SET EXERCISE
Output the material below in full, exactly as it is.

GIVEN ENTRIES
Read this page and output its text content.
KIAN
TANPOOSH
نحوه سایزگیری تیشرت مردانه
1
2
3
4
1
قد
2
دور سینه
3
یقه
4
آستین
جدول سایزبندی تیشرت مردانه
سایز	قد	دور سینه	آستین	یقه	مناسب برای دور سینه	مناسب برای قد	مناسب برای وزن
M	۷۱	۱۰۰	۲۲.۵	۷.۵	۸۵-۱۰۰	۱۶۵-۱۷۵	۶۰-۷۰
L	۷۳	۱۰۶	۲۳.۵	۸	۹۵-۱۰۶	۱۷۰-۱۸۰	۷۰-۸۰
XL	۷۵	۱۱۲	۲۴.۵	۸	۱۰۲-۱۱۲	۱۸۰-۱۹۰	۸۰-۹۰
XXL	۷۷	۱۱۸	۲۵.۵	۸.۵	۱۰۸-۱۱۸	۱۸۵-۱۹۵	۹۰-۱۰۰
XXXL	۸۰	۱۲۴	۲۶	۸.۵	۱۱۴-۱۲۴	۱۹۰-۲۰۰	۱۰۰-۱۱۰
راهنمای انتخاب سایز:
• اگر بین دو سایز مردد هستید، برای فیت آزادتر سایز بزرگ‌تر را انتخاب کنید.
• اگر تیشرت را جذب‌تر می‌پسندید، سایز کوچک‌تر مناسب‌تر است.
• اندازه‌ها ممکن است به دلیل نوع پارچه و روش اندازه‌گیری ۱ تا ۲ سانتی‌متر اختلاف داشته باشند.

TASK OUTPUT
Read this page and output its text content.
KIAN
TANPOOSH
نحوه سایزگیری تیشرت مردانه
1
2
3
4
1
قد
2
دور سینه
3
یقه
4
آستین
جدول سایزبندی تیشرت مردانه
سایز	قد	دور سینه	آستین	یقه	مناسب برای دور سینه	مناسب برای قد	مناسب برای وزن
M	۷۱	۱۰۰	۲۲.۵	۷.۵	۸۵-۱۰۰	۱۶۵-۱۷۵	۶۰-۷۰
L	۷۳	۱۰۶	۲۳.۵	۸	۹۵-۱۰۶	۱۷۰-۱۸۰	۷۰-۸۰
XL	۷۵	۱۱۲	۲۴.۵	۸	۱۰۲-۱۱۲	۱۸۰-۱۹۰	۸۰-۹۰
XXL	۷۷	۱۱۸	۲۵.۵	۸.۵	۱۰۸-۱۱۸	۱۸۵-۱۹۵	۹۰-۱۰۰
XXXL	۸۰	۱۲۴	۲۶	۸.۵	۱۱۴-۱۲۴	۱۹۰-۲۰۰	۱۰۰-۱۱۰
راهنمای انتخاب سایز:
• اگر بین دو سایز مردد هستید، برای فیت آزادتر سایز بزرگ‌تر را انتخاب کنید.
• اگر تیشرت را جذب‌تر می‌پسندید، سایز کوچک‌تر مناسب‌تر است.
• اندازه‌ها ممکن است به دلیل نوع پارچه و روش اندازه‌گیری ۱ تا ۲ سانتی‌متر اختلاف داشته باشند.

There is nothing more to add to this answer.